§ **Directions for this task**
Say the number of lines containing the string "caption", and say nothing else.

---------- Task inputs

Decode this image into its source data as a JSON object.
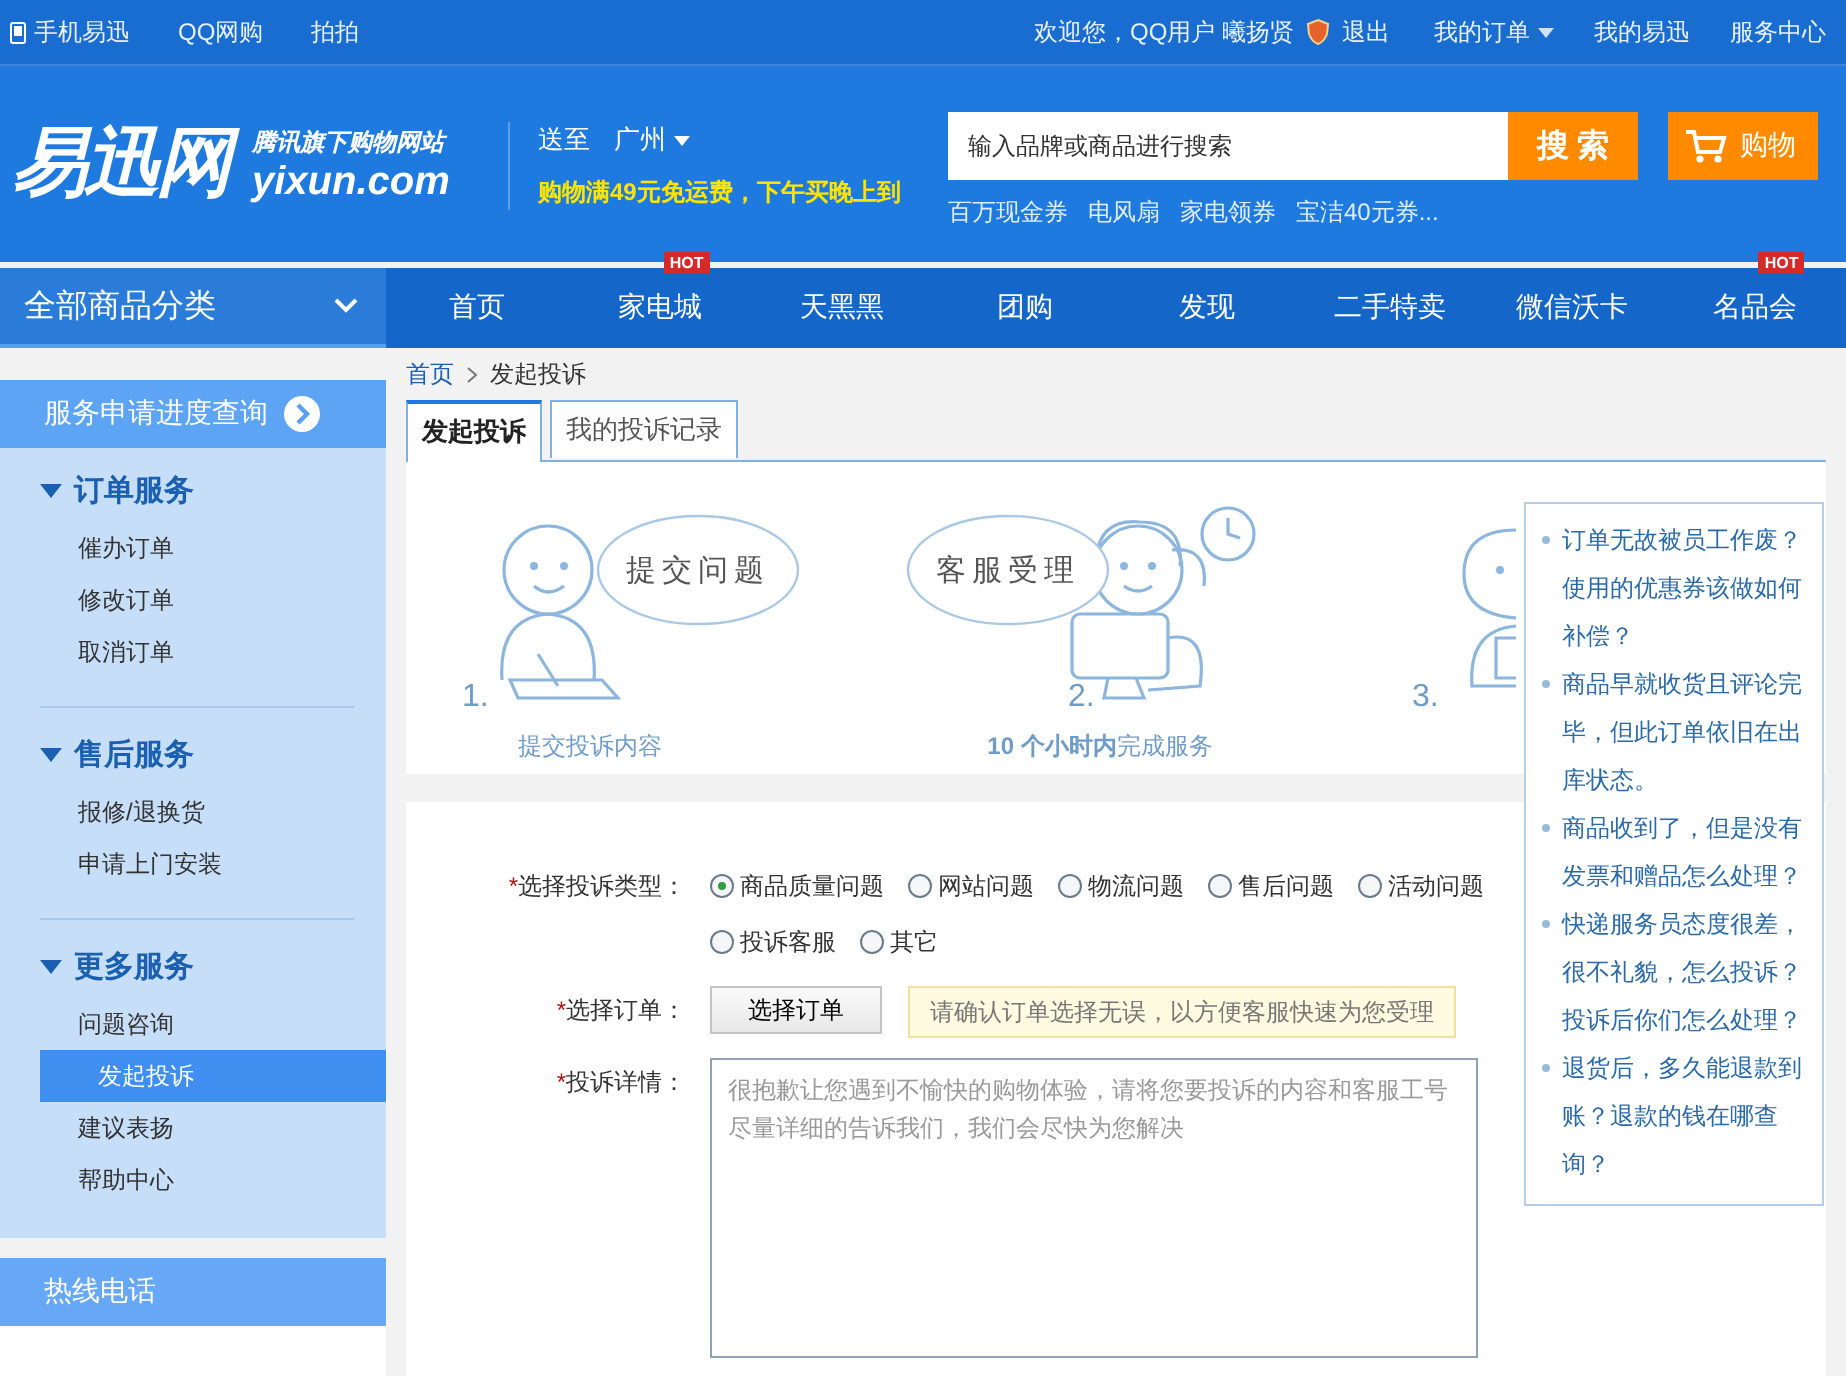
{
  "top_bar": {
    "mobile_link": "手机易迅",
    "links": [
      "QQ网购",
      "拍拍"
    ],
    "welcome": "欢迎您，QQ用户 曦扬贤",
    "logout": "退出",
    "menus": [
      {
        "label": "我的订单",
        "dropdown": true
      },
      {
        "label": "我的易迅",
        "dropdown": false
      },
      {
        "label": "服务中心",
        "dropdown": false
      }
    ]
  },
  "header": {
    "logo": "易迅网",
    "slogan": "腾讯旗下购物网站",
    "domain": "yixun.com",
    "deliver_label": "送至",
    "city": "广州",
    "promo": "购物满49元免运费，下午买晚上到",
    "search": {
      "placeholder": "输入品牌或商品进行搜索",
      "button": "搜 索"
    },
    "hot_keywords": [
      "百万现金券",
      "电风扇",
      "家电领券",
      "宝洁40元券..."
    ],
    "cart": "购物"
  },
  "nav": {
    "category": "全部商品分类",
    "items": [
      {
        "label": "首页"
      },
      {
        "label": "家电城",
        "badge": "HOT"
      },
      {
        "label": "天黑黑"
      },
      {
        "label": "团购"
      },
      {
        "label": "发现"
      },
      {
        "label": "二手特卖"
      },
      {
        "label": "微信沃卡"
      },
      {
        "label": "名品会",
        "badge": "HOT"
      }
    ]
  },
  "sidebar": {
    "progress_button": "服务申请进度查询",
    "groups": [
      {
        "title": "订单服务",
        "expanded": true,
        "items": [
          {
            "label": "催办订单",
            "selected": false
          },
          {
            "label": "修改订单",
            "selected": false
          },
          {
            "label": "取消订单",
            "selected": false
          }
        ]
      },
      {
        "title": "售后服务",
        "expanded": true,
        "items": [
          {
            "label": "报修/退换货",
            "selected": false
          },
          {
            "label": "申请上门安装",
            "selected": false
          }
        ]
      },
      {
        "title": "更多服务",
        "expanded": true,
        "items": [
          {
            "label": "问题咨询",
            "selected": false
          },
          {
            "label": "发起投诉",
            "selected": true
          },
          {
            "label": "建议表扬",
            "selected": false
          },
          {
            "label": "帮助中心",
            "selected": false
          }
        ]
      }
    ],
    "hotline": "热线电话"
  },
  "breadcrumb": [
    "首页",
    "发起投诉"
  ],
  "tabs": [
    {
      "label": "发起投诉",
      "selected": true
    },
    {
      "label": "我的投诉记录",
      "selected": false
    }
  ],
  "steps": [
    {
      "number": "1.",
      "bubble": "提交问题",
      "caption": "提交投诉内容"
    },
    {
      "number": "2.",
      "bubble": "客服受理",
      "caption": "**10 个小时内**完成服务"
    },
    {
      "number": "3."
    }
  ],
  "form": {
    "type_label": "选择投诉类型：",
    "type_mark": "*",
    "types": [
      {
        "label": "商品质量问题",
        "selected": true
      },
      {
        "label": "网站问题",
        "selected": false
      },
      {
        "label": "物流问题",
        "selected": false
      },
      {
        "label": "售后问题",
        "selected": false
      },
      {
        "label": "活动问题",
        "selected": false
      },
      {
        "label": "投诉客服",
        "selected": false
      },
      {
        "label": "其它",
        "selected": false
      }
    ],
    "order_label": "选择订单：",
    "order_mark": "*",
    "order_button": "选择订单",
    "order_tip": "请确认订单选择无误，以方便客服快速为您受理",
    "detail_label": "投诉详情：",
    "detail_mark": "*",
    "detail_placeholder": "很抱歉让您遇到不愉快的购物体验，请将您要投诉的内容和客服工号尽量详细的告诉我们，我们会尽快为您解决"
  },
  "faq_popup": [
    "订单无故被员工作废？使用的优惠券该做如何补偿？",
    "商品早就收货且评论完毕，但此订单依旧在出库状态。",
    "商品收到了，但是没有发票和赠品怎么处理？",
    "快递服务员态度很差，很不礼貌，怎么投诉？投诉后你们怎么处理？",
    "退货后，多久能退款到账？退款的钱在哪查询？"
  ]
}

--------------------
---------- Task inputs

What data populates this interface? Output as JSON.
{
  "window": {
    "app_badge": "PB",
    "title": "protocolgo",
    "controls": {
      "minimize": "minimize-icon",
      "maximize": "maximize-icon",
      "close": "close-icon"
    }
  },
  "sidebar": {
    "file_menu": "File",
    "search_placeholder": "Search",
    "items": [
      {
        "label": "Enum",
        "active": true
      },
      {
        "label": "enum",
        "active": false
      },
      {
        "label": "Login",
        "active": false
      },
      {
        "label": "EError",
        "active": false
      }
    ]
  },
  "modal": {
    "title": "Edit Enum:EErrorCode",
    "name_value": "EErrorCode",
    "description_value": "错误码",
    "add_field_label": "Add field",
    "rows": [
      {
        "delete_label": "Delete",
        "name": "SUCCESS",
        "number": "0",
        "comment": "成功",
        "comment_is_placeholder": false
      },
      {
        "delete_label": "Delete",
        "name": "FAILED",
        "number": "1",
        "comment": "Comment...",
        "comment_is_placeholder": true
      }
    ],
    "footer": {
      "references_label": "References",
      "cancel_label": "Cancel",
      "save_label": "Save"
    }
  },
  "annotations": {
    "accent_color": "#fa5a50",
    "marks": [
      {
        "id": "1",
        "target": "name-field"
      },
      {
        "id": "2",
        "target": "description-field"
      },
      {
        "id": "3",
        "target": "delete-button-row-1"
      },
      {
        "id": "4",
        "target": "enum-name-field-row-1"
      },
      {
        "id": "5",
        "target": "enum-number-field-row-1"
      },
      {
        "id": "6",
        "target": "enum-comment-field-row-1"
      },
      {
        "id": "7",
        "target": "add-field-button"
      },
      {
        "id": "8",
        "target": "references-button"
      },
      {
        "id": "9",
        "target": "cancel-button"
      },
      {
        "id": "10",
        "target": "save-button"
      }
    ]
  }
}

--------------------
---------- Task inputs

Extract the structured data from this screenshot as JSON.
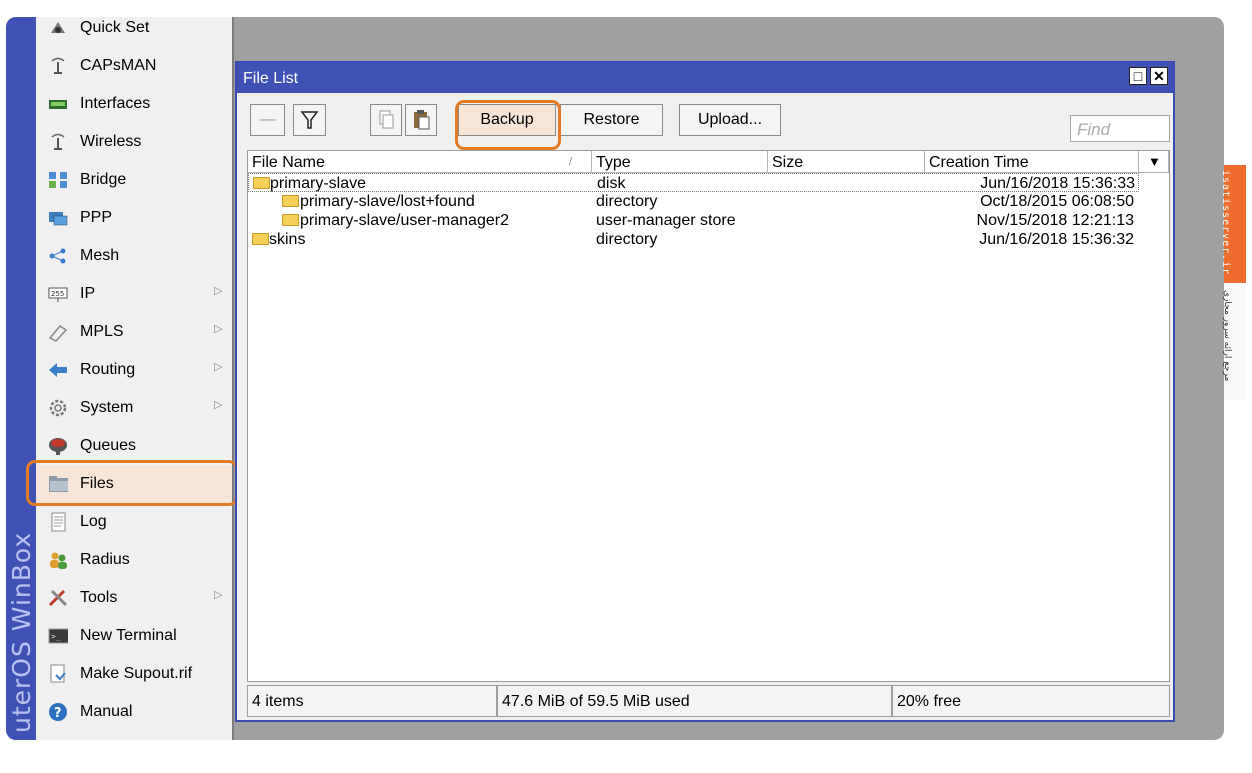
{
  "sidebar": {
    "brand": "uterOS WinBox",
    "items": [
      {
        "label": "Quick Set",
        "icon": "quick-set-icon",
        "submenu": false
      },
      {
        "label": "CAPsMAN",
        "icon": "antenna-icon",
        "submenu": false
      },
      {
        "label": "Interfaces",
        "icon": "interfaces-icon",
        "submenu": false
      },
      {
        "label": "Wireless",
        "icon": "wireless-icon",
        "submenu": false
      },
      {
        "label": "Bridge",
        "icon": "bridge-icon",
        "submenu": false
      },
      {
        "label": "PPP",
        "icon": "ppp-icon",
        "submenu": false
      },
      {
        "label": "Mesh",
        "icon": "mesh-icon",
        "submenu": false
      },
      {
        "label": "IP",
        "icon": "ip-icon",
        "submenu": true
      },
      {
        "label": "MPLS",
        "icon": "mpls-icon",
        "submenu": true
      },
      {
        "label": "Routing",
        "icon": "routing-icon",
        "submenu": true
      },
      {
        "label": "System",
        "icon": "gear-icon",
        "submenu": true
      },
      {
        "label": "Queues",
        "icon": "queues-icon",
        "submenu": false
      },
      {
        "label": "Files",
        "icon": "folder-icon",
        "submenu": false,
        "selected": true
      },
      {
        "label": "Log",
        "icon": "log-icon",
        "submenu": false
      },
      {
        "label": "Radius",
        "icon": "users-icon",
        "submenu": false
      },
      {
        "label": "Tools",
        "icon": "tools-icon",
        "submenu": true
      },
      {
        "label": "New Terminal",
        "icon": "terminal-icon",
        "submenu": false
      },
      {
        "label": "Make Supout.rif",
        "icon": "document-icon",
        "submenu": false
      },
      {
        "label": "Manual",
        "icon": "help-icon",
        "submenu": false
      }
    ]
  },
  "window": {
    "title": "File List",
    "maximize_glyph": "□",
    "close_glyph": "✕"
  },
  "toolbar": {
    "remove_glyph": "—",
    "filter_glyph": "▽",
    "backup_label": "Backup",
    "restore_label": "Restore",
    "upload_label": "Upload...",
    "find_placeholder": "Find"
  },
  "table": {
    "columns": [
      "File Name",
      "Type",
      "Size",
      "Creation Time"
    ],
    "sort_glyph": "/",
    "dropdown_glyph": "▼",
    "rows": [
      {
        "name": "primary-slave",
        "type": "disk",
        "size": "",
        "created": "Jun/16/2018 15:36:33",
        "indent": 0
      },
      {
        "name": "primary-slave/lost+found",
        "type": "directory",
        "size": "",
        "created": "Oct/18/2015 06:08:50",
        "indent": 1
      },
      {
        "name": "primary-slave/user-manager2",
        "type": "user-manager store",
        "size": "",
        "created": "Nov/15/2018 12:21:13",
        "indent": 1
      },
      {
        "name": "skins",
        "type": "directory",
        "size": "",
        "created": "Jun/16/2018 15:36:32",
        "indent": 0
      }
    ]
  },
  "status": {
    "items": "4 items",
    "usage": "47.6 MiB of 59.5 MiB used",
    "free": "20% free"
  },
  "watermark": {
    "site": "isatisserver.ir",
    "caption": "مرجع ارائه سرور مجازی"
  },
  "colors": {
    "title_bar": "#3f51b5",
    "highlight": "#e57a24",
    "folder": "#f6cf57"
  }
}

--------------------

§ **Answer to this problem**
3